WHAT YOU ARE ASKED TO DO:
Make an exact copy of the entries below.
— Begin RECORDS FOR THIS TASK —
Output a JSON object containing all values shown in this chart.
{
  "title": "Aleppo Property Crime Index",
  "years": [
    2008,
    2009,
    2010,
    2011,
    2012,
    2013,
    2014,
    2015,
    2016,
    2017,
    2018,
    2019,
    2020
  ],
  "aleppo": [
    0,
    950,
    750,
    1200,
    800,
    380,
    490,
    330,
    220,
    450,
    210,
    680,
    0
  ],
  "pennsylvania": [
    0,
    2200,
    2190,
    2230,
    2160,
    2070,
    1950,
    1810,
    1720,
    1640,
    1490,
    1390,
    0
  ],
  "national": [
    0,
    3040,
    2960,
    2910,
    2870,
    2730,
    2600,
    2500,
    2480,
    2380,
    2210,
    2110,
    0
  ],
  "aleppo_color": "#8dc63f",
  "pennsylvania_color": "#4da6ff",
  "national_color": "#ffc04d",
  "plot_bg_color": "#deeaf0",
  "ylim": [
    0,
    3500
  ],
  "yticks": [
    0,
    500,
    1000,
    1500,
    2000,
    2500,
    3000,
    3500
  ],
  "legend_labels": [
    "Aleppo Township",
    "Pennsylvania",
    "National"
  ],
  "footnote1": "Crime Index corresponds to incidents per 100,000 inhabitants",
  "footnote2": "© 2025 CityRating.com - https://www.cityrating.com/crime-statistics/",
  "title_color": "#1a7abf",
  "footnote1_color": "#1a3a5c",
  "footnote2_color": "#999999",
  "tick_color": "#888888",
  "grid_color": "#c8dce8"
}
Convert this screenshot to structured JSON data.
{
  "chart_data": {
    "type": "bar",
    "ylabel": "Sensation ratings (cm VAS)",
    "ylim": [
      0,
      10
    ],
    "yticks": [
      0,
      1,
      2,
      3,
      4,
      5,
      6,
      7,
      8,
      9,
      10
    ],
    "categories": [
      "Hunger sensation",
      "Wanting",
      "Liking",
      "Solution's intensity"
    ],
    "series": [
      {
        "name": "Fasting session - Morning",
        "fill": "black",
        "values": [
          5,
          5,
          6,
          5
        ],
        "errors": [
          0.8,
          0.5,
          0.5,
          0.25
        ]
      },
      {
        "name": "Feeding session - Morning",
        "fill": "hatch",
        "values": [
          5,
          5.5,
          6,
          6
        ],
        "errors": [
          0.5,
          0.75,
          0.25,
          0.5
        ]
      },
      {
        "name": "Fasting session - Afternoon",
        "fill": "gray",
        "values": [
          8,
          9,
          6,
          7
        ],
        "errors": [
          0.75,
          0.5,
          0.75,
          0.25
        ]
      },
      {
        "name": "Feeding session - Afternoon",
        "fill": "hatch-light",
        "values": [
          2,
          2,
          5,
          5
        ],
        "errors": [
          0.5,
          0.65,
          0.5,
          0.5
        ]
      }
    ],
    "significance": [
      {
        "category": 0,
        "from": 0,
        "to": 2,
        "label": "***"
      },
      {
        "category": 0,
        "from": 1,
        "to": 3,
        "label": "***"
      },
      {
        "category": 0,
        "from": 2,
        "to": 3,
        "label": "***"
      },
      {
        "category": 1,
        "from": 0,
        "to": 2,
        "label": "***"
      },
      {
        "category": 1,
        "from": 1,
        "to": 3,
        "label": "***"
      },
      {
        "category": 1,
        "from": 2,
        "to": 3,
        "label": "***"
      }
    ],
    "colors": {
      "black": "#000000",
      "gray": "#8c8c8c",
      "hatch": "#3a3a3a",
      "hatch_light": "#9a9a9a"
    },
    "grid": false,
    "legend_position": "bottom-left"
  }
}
— End RECORDS FOR THIS TASK —
WORKED SOLUTION:
Output a JSON object containing all values shown in this chart.
{
  "title": "Aleppo Property Crime Index",
  "years": [
    2008,
    2009,
    2010,
    2011,
    2012,
    2013,
    2014,
    2015,
    2016,
    2017,
    2018,
    2019,
    2020
  ],
  "aleppo": [
    0,
    950,
    750,
    1200,
    800,
    380,
    490,
    330,
    220,
    450,
    210,
    680,
    0
  ],
  "pennsylvania": [
    0,
    2200,
    2190,
    2230,
    2160,
    2070,
    1950,
    1810,
    1720,
    1640,
    1490,
    1390,
    0
  ],
  "national": [
    0,
    3040,
    2960,
    2910,
    2870,
    2730,
    2600,
    2500,
    2480,
    2380,
    2210,
    2110,
    0
  ],
  "aleppo_color": "#8dc63f",
  "pennsylvania_color": "#4da6ff",
  "national_color": "#ffc04d",
  "plot_bg_color": "#deeaf0",
  "ylim": [
    0,
    3500
  ],
  "yticks": [
    0,
    500,
    1000,
    1500,
    2000,
    2500,
    3000,
    3500
  ],
  "legend_labels": [
    "Aleppo Township",
    "Pennsylvania",
    "National"
  ],
  "footnote1": "Crime Index corresponds to incidents per 100,000 inhabitants",
  "footnote2": "© 2025 CityRating.com - https://www.cityrating.com/crime-statistics/",
  "title_color": "#1a7abf",
  "footnote1_color": "#1a3a5c",
  "footnote2_color": "#999999",
  "tick_color": "#888888",
  "grid_color": "#c8dce8"
}
Convert this screenshot to structured JSON data.
{
  "chart_data": {
    "type": "bar",
    "ylabel": "Sensation ratings (cm VAS)",
    "ylim": [
      0,
      10
    ],
    "yticks": [
      0,
      1,
      2,
      3,
      4,
      5,
      6,
      7,
      8,
      9,
      10
    ],
    "categories": [
      "Hunger sensation",
      "Wanting",
      "Liking",
      "Solution's intensity"
    ],
    "series": [
      {
        "name": "Fasting session - Morning",
        "fill": "black",
        "values": [
          5,
          5,
          6,
          5
        ],
        "errors": [
          0.8,
          0.5,
          0.5,
          0.25
        ]
      },
      {
        "name": "Feeding session - Morning",
        "fill": "hatch",
        "values": [
          5,
          5.5,
          6,
          6
        ],
        "errors": [
          0.5,
          0.75,
          0.25,
          0.5
        ]
      },
      {
        "name": "Fasting session - Afternoon",
        "fill": "gray",
        "values": [
          8,
          9,
          6,
          7
        ],
        "errors": [
          0.75,
          0.5,
          0.75,
          0.25
        ]
      },
      {
        "name": "Feeding session - Afternoon",
        "fill": "hatch-light",
        "values": [
          2,
          2,
          5,
          5
        ],
        "errors": [
          0.5,
          0.65,
          0.5,
          0.5
        ]
      }
    ],
    "significance": [
      {
        "category": 0,
        "from": 0,
        "to": 2,
        "label": "***"
      },
      {
        "category": 0,
        "from": 1,
        "to": 3,
        "label": "***"
      },
      {
        "category": 0,
        "from": 2,
        "to": 3,
        "label": "***"
      },
      {
        "category": 1,
        "from": 0,
        "to": 2,
        "label": "***"
      },
      {
        "category": 1,
        "from": 1,
        "to": 3,
        "label": "***"
      },
      {
        "category": 1,
        "from": 2,
        "to": 3,
        "label": "***"
      }
    ],
    "colors": {
      "black": "#000000",
      "gray": "#8c8c8c",
      "hatch": "#3a3a3a",
      "hatch_light": "#9a9a9a"
    },
    "grid": false,
    "legend_position": "bottom-left"
  }
}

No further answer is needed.